■ **Set problem**: Identify all lines below that hold "Enter" and collect them.

■ **Provided records**:
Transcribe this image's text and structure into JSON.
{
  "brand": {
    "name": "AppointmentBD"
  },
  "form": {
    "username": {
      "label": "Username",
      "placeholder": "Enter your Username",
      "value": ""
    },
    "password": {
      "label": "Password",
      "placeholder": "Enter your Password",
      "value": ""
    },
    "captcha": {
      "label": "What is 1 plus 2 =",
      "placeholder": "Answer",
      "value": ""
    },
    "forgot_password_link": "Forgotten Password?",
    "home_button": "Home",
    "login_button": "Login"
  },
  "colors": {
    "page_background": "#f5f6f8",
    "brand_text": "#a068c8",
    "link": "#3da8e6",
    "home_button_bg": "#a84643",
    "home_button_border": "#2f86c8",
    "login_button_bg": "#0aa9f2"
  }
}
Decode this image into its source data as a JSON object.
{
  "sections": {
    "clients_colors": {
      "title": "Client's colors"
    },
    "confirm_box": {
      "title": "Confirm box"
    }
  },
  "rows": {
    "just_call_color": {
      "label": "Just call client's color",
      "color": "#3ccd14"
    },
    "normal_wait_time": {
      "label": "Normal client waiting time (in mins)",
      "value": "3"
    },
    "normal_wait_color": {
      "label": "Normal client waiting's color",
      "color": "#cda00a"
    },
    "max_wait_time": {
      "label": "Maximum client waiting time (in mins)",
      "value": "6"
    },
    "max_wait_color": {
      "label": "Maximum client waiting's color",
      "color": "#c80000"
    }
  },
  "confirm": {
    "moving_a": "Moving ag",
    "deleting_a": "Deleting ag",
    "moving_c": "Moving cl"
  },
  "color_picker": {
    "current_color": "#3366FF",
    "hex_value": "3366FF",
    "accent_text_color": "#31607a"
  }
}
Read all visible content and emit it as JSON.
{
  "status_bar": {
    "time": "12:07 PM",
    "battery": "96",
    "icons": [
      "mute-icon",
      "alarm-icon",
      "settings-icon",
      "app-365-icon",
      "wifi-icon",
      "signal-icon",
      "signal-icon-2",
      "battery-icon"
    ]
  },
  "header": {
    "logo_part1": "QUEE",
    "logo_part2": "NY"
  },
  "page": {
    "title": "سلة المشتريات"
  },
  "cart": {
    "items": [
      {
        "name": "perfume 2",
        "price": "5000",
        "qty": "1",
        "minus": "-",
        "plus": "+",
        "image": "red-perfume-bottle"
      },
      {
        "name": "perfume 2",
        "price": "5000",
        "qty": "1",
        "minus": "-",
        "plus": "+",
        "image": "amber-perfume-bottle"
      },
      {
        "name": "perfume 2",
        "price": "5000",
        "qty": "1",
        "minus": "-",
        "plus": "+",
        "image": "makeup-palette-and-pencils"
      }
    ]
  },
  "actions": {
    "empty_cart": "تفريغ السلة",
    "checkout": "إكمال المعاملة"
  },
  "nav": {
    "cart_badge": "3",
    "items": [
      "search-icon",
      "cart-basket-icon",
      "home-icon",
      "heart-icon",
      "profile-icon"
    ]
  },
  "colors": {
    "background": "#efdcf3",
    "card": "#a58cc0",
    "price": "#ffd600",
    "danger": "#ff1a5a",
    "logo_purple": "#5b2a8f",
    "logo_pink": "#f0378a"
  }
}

■ **Result for this exercise**:
      "placeholder": "Enter your Username",
      "placeholder": "Enter your Password",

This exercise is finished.